**Provided records:**
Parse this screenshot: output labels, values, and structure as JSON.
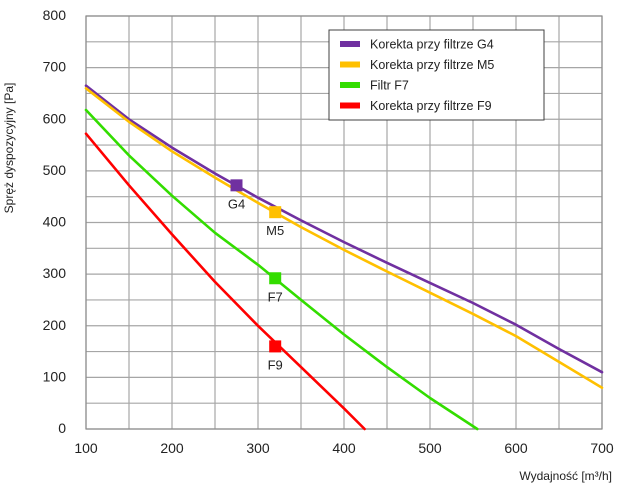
{
  "chart_data": {
    "type": "line",
    "xlabel": "Wydajność [m³/h]",
    "ylabel": "Spręż dyspozycyjny [Pa]",
    "xlim": [
      100,
      700
    ],
    "ylim": [
      0,
      800
    ],
    "x_major_ticks": [
      100,
      200,
      300,
      400,
      500,
      600,
      700
    ],
    "y_major_ticks": [
      0,
      100,
      200,
      300,
      400,
      500,
      600,
      700,
      800
    ],
    "x_minor_step": 50,
    "y_minor_step": 50,
    "grid": true,
    "legend_position": "top-right",
    "series": [
      {
        "name": "Korekta przy filtrze G4",
        "color": "#7030a0",
        "x": [
          100,
          150,
          200,
          250,
          300,
          350,
          400,
          450,
          500,
          550,
          600,
          650,
          700
        ],
        "y": [
          665,
          600,
          545,
          495,
          448,
          404,
          362,
          322,
          283,
          244,
          202,
          155,
          110
        ]
      },
      {
        "name": "Korekta przy filtrze M5",
        "color": "#ffc000",
        "x": [
          100,
          150,
          200,
          250,
          300,
          350,
          400,
          450,
          500,
          550,
          600,
          650,
          700
        ],
        "y": [
          660,
          595,
          538,
          487,
          438,
          391,
          347,
          305,
          264,
          223,
          180,
          130,
          80
        ]
      },
      {
        "name": "Filtr F7",
        "color": "#33dd00",
        "x": [
          100,
          150,
          200,
          250,
          300,
          350,
          400,
          450,
          500,
          555
        ],
        "y": [
          618,
          530,
          452,
          380,
          318,
          250,
          183,
          120,
          60,
          0
        ]
      },
      {
        "name": "Korekta przy filtrze F9",
        "color": "#ff0000",
        "x": [
          100,
          150,
          200,
          250,
          300,
          350,
          400,
          424
        ],
        "y": [
          572,
          472,
          377,
          285,
          200,
          120,
          40,
          0
        ]
      }
    ],
    "markers": [
      {
        "label": "G4",
        "x": 275,
        "y": 472,
        "color": "#7030a0",
        "label_side": "below-left"
      },
      {
        "label": "M5",
        "x": 320,
        "y": 420,
        "color": "#ffc000",
        "label_side": "below"
      },
      {
        "label": "F7",
        "x": 320,
        "y": 292,
        "color": "#33dd00",
        "label_side": "below"
      },
      {
        "label": "F9",
        "x": 320,
        "y": 160,
        "color": "#ff0000",
        "label_side": "below"
      }
    ]
  }
}
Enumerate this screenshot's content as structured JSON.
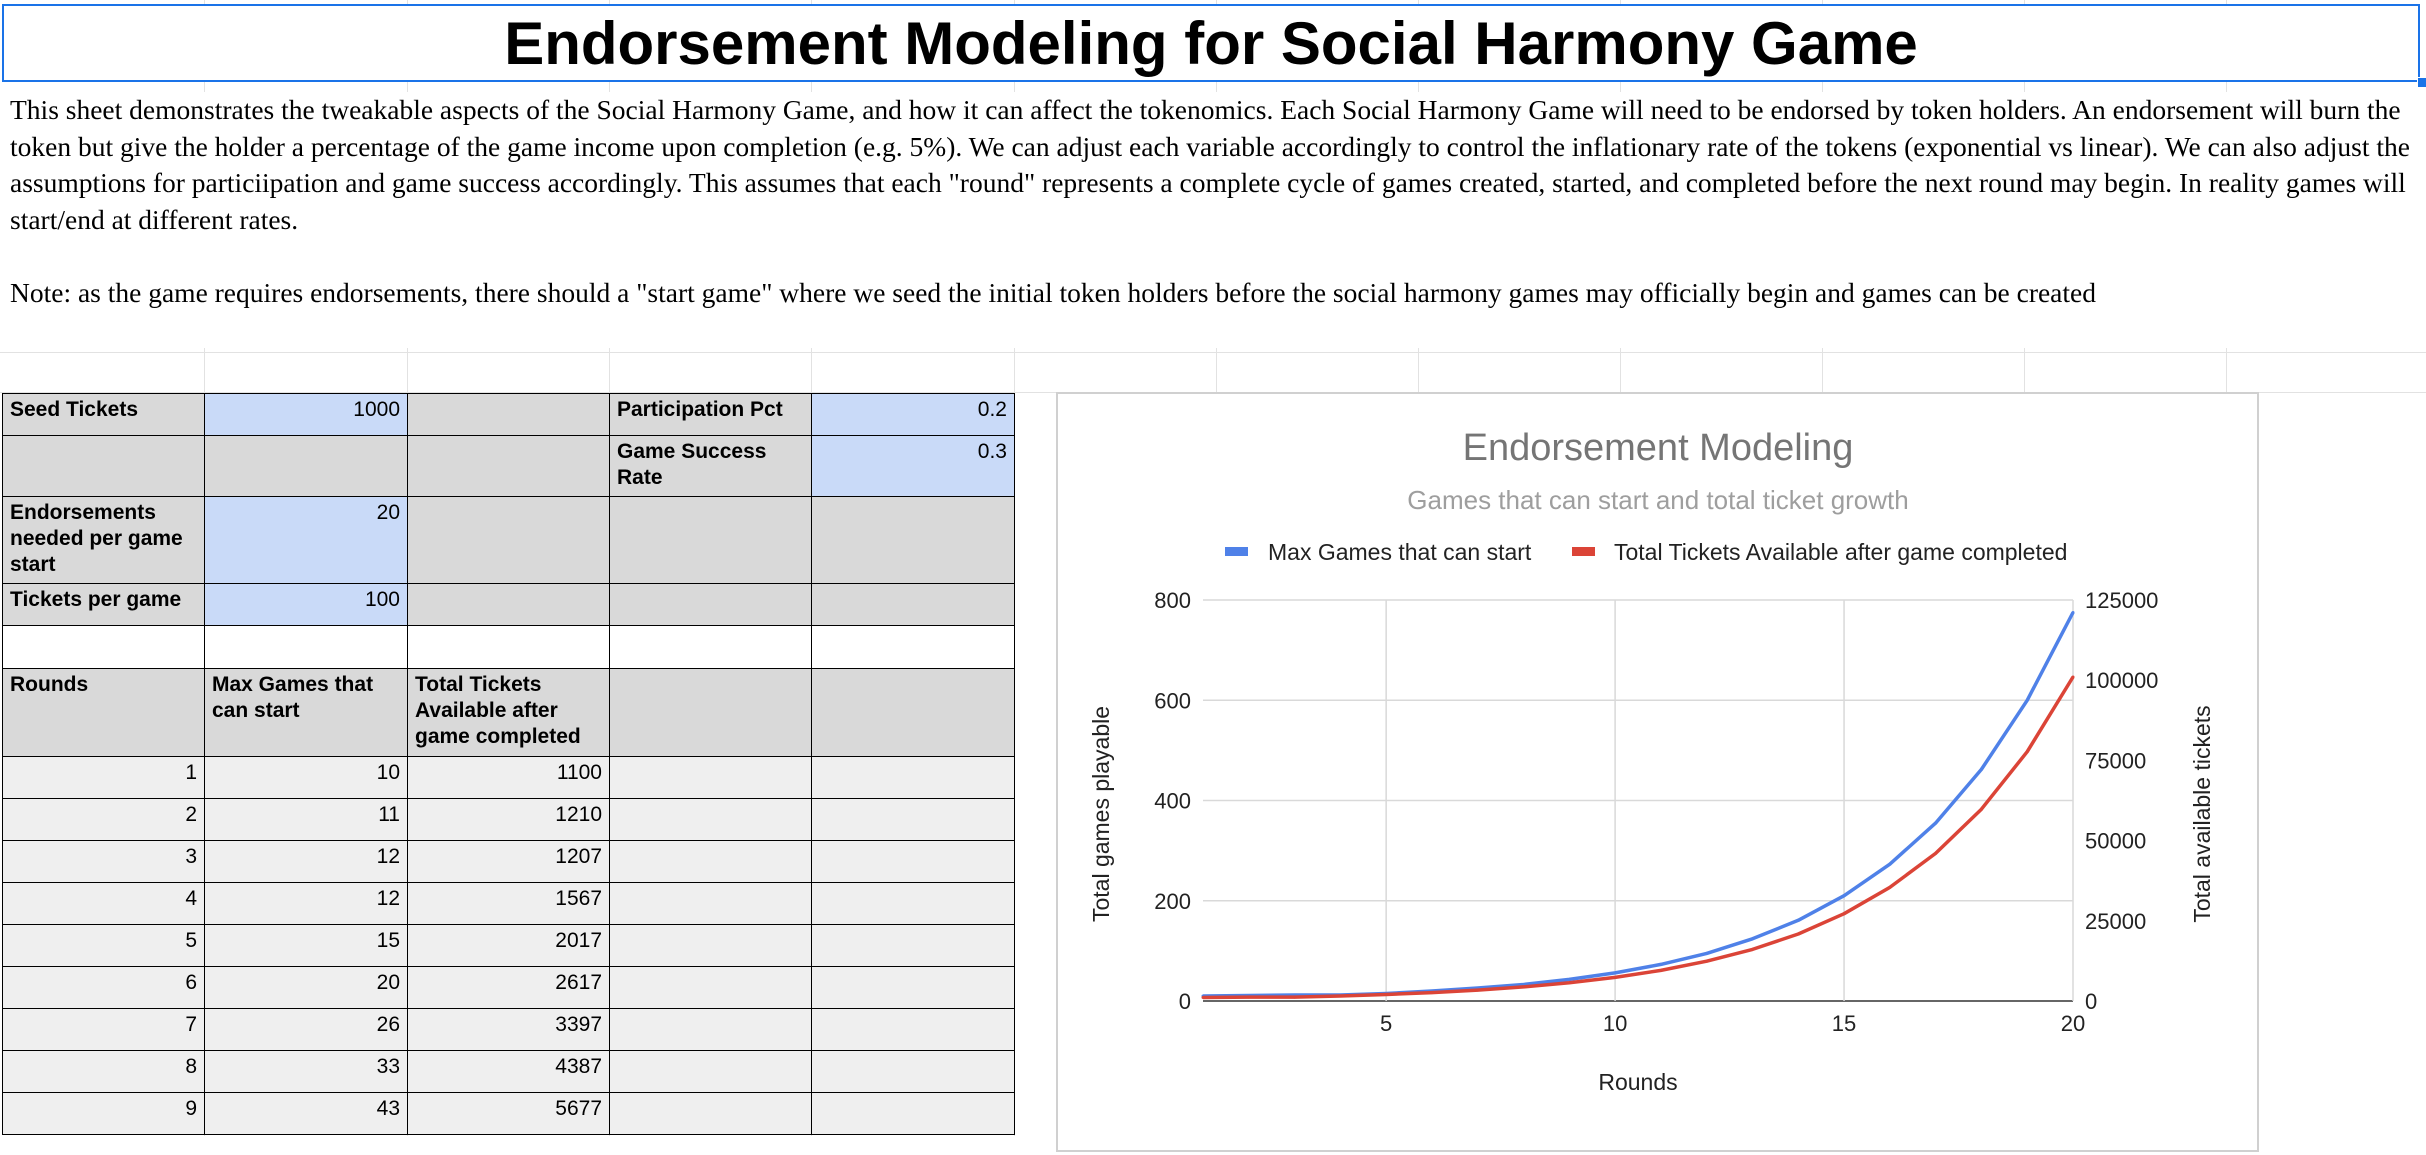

**Short task:**
Whichever lines contain the string "Korekta", select and copy them.

**Expected output:**
        "name": "Korekta przy filtrze G4",
        "name": "Korekta przy filtrze M5",
        "name": "Korekta przy filtrze F9",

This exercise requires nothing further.